Jobs
1/ Answer these questions using the text about complaints against a State Department executive:
(a) Who, according to Representative Cummings' letter, wrote to him raising the allegations?
(b) What did the numerous complaints filed against the individual result in?
(c) Where does the text say the trend on the complaints has moved?
2/ Please gather every line of the records that contains the string "chayapol".

Provided text
————

Representative Cummings notes in his letter that “Several career employees at the State Department, including one of my constituents, have written to me raising serious allegations that the Department has repeatedly failed to eliminate the hostile work environment created by a member of the SES, [NAME REDACTED].” Mr. Cummings letter says that the employees indicated to him that numerous complaints have been ﬁled against this individual “that resulted in settlements, but the Department has taken little action to hold this executive accountable or protect employees from abusive management practices.”
We understand that there are multiple individuals involved in the complaints shared with the House Oversight Committee but we don’t know the exact numbers, and whether or not this specific inquiry involves one specific SES member or more. It is telling that the trend on the complaints has moved to the Hill, and no longer localized within the agency. Is this an indicator that the current reporting system is not responsive to the needs of those affected? Or are we just living in a different era? We do not want to see a trial by media, especially in the hands of politicians, but victims with no real recourse for redress may decide that talking to the Hill or the press is the only action left for them, no matter the personal consequences.

————

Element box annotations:
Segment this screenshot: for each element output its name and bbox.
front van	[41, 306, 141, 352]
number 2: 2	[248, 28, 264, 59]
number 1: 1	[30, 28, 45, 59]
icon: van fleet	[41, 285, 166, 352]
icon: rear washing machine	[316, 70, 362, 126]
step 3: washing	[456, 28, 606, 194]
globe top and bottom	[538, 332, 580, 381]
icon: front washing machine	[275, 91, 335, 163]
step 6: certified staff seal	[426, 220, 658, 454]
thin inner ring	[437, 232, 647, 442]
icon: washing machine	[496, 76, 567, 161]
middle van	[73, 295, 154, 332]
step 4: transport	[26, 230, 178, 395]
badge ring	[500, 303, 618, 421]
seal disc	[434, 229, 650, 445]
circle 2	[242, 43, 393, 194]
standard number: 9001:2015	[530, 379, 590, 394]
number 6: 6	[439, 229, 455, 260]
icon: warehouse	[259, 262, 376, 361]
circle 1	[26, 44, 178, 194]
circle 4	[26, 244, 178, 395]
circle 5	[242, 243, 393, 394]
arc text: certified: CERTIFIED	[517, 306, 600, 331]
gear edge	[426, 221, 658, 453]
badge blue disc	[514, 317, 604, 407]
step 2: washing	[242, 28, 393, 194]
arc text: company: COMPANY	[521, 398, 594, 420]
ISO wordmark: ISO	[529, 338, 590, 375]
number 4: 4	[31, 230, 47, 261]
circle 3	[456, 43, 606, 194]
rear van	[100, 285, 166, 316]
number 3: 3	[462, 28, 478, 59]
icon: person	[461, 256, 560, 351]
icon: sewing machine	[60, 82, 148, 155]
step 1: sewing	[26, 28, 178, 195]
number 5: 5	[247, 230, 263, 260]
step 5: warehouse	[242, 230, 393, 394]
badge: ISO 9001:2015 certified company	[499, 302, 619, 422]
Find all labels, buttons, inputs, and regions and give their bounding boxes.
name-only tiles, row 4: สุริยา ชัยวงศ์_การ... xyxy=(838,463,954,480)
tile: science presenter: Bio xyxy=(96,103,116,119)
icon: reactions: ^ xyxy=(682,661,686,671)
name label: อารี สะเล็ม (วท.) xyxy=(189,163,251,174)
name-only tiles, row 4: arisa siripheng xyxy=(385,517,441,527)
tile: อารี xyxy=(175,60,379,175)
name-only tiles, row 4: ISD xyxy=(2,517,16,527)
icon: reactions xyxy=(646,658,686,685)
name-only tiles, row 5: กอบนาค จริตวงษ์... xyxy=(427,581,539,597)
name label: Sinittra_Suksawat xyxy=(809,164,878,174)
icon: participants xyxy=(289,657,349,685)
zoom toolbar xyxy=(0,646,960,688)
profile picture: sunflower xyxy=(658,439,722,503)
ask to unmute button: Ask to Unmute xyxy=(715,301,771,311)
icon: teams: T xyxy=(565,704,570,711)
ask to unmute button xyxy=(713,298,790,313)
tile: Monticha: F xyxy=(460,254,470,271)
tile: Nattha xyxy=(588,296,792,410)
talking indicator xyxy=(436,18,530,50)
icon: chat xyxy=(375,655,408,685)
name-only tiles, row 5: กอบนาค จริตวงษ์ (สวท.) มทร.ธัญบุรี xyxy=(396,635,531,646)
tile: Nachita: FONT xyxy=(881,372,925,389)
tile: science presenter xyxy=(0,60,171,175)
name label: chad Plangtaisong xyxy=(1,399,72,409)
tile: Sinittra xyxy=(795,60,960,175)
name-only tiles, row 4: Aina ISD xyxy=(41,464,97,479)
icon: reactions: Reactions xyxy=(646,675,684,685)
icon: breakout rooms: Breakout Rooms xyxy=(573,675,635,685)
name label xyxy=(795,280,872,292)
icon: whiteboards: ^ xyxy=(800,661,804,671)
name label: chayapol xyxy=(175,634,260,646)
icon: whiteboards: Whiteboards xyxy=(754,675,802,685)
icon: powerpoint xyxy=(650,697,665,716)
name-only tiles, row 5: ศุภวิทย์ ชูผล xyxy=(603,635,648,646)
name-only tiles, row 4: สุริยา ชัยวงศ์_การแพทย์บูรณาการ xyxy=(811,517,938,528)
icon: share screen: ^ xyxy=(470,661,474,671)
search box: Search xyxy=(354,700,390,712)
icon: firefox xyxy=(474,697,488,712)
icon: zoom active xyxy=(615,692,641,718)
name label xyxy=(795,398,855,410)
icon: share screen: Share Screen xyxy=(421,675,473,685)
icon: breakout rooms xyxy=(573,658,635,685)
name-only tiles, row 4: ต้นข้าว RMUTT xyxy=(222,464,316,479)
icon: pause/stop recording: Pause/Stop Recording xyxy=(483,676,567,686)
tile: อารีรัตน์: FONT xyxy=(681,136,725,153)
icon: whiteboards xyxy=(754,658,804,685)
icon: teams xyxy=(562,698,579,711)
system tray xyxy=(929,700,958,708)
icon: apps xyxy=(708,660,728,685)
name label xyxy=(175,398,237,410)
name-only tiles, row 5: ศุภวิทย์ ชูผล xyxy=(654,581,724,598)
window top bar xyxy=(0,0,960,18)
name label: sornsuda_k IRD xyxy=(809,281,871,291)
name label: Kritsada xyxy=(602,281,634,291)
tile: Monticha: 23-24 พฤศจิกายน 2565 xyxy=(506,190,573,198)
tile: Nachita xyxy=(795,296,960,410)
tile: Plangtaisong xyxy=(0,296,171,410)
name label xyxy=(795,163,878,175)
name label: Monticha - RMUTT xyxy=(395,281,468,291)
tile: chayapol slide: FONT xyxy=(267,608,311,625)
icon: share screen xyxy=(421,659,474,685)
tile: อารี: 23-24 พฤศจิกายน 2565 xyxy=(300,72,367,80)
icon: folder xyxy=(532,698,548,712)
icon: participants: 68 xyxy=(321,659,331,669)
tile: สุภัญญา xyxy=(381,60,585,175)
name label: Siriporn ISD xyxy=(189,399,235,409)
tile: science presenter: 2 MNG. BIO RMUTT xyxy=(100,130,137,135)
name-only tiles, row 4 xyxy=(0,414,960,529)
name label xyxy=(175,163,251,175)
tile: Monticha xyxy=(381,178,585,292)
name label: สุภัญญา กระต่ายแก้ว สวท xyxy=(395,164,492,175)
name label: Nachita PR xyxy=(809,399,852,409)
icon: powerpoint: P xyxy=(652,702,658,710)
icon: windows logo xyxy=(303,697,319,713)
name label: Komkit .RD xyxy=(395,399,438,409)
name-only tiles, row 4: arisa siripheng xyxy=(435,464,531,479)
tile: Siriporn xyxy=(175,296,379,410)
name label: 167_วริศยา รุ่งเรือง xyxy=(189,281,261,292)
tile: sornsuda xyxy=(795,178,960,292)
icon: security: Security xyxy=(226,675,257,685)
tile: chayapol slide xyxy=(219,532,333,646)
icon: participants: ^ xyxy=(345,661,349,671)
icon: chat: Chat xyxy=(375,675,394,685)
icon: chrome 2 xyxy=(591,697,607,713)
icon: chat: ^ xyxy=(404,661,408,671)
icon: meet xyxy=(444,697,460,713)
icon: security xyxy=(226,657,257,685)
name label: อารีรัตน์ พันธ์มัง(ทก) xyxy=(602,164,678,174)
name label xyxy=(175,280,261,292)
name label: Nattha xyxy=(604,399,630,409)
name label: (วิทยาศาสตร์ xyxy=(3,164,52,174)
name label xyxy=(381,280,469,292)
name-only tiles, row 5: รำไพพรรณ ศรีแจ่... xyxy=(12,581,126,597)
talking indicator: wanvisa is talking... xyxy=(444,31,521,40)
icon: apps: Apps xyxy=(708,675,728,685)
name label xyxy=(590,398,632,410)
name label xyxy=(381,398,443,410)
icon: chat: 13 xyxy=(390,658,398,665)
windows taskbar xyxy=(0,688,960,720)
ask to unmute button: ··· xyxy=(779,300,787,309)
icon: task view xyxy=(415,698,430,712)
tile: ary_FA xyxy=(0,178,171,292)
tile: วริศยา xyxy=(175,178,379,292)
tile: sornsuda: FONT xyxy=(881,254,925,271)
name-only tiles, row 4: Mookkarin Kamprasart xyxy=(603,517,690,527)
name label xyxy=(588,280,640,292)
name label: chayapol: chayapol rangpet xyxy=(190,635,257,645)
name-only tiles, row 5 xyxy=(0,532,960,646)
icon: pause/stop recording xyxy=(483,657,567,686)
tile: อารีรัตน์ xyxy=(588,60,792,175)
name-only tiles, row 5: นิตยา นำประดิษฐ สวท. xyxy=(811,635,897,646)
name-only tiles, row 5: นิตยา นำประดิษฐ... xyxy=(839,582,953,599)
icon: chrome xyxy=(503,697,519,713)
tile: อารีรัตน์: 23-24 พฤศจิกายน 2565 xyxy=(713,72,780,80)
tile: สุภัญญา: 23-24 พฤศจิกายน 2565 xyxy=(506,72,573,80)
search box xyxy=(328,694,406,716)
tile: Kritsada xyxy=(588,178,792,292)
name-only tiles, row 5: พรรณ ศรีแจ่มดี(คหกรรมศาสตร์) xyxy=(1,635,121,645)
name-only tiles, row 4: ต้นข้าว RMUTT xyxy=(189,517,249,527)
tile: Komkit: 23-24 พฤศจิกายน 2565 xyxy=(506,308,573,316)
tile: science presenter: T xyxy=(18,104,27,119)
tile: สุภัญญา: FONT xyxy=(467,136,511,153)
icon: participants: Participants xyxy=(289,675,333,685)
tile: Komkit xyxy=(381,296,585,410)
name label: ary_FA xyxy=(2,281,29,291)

————

Solutions to the exercise
1/
(a) Several career employees at the State Department, including one of his constituents.
(b) Settlements.
(c) To the Hill.

2/
name label: chayapol xyxy=(175,634,260,646)
tile: chayapol slide: FONT xyxy=(267,608,311,625)
tile: chayapol slide xyxy=(219,532,333,646)
name label: chayapol: chayapol rangpet xyxy=(190,635,257,645)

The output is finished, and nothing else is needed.